The exercise >>
Scan the following material for the string "Encapsulated" and copy each line in which it appears.

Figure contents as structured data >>
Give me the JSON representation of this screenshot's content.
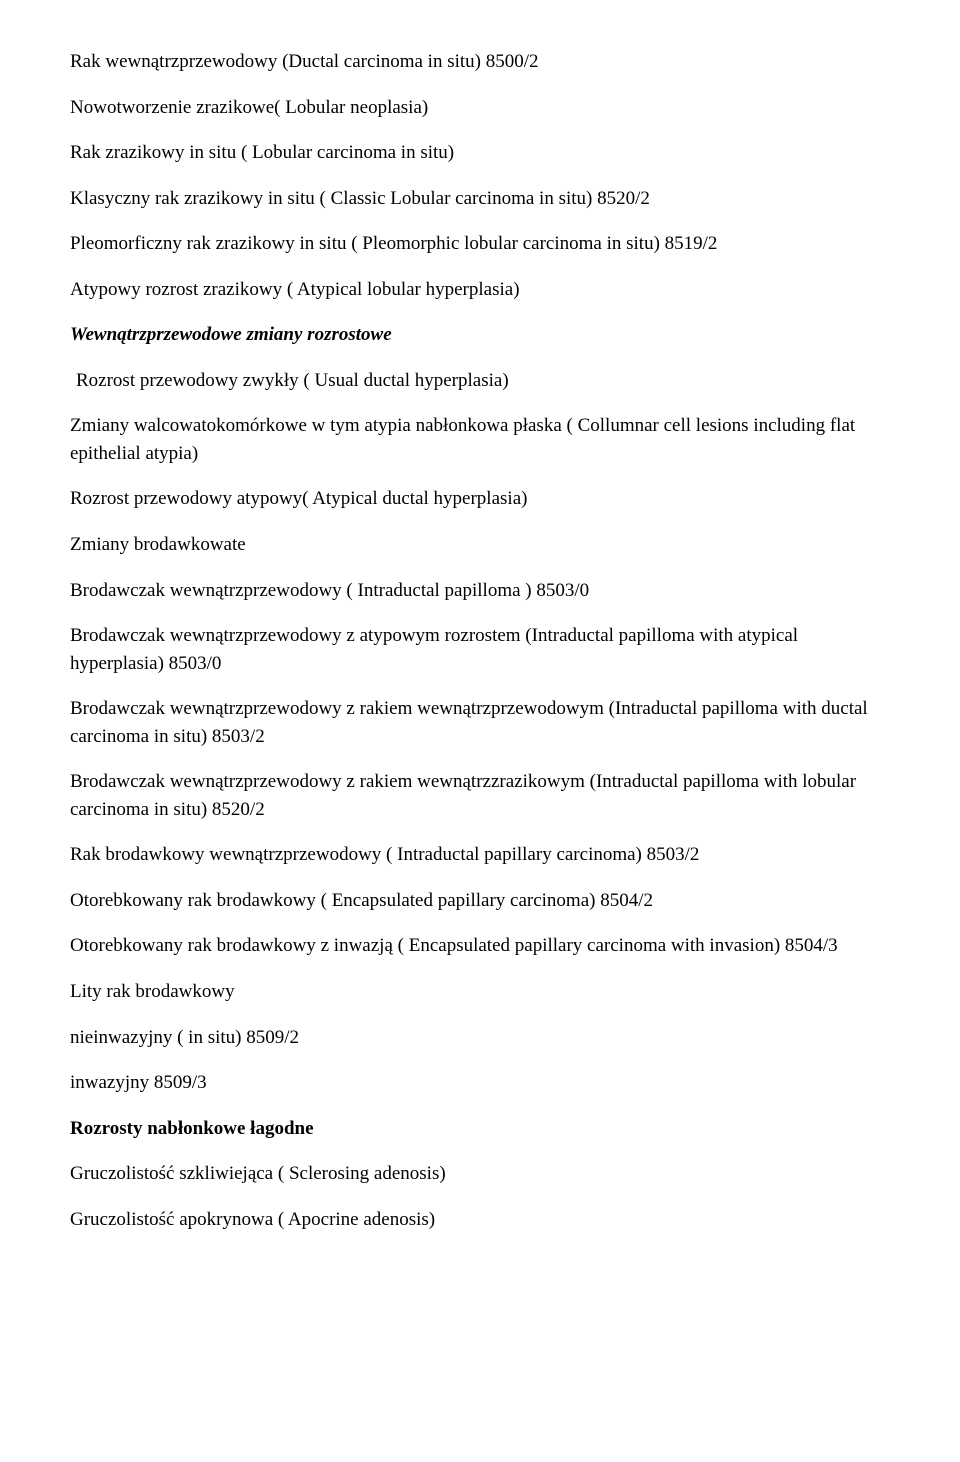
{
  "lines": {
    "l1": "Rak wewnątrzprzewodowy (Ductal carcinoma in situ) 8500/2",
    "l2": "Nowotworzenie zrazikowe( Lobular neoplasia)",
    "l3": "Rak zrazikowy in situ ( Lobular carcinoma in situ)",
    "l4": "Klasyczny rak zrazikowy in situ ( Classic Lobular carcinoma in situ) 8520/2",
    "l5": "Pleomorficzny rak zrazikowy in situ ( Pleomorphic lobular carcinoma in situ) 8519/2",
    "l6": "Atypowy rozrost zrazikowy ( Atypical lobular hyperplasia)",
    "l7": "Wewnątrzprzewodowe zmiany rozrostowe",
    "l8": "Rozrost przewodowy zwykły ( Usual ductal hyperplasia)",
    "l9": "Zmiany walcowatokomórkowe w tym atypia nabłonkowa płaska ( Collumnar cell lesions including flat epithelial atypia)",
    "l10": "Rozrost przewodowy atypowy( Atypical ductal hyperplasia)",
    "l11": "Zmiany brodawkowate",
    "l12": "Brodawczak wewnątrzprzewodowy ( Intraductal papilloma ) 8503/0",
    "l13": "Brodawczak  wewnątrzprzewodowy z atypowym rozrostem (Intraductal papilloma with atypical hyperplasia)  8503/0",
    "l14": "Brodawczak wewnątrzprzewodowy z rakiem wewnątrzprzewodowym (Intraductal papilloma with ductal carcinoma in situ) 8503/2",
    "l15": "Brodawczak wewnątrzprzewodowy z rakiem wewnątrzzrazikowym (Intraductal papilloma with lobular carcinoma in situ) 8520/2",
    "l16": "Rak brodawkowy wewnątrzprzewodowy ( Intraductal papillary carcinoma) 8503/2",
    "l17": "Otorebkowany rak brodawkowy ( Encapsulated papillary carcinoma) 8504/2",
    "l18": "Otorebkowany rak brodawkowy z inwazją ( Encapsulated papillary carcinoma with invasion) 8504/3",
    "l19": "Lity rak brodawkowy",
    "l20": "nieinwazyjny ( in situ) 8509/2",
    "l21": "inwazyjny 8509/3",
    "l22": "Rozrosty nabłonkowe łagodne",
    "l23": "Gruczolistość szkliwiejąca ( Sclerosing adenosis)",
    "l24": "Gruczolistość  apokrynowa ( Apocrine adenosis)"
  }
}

---

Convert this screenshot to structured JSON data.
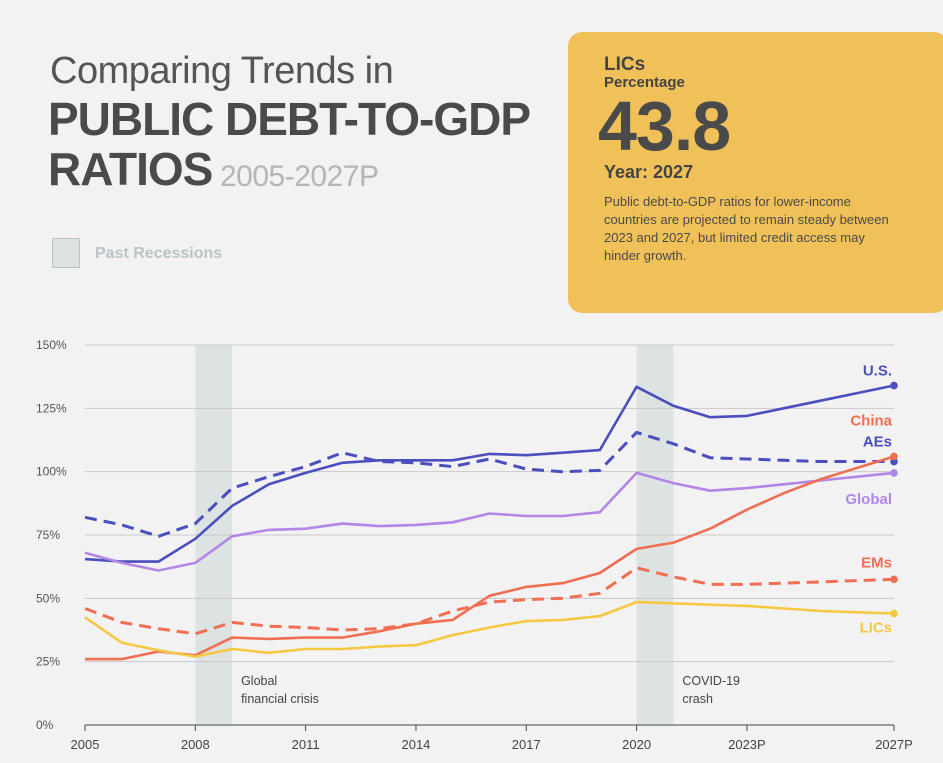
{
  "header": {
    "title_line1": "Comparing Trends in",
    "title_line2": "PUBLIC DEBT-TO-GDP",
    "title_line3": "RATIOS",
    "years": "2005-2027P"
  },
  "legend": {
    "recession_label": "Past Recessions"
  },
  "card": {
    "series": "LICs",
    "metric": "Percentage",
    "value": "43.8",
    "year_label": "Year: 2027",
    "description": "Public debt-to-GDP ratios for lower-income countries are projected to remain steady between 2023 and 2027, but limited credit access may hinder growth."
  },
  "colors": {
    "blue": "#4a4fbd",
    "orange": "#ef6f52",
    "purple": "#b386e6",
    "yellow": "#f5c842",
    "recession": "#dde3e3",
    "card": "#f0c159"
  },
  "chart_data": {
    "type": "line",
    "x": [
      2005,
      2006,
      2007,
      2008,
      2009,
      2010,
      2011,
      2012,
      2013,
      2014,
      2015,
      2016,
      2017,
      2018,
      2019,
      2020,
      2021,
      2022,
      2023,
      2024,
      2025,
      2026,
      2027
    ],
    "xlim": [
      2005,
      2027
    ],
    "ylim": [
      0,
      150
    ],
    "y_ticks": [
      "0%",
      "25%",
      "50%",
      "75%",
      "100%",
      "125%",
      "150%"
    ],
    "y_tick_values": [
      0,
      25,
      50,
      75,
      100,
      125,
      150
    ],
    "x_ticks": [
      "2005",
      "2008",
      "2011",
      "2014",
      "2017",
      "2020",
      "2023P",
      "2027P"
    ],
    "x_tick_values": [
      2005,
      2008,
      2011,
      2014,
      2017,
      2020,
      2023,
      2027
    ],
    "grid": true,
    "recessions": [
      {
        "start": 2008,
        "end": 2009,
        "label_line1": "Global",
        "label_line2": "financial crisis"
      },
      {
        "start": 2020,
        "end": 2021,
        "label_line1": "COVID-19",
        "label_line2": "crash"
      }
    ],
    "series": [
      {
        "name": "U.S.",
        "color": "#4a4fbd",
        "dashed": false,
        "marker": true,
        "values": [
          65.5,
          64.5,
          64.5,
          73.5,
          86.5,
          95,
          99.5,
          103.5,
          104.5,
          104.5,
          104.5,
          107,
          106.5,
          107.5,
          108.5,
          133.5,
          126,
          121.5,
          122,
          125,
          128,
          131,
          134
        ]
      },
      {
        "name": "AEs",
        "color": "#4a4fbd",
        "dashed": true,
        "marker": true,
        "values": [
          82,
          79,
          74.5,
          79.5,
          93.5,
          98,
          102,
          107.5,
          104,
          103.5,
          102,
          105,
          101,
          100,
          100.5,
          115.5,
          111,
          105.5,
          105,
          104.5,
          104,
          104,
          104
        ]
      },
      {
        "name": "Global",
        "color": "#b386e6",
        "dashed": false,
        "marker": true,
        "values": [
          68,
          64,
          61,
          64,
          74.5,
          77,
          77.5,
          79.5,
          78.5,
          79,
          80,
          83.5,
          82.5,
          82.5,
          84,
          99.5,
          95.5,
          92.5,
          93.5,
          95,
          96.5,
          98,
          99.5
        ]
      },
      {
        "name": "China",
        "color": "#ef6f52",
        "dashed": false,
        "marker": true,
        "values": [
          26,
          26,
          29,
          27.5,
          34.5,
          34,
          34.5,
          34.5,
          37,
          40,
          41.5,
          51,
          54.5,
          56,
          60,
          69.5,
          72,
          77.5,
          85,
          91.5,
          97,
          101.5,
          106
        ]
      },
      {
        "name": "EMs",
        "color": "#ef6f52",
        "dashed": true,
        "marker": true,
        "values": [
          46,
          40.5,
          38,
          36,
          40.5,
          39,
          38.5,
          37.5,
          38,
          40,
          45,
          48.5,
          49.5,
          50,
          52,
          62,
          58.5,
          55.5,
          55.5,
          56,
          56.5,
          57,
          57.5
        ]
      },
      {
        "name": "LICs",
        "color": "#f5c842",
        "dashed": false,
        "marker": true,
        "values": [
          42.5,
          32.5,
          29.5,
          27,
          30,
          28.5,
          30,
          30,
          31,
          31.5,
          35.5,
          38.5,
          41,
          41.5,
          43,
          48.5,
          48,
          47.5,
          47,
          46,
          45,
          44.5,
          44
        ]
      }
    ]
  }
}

Task output >>
    "l17": "Otorebkowany rak brodawkowy ( Encapsulated papillary carcinoma) 8504/2",
    "l18": "Otorebkowany rak brodawkowy z inwazją ( Encapsulated papillary carcinoma with invasion) 8504/3",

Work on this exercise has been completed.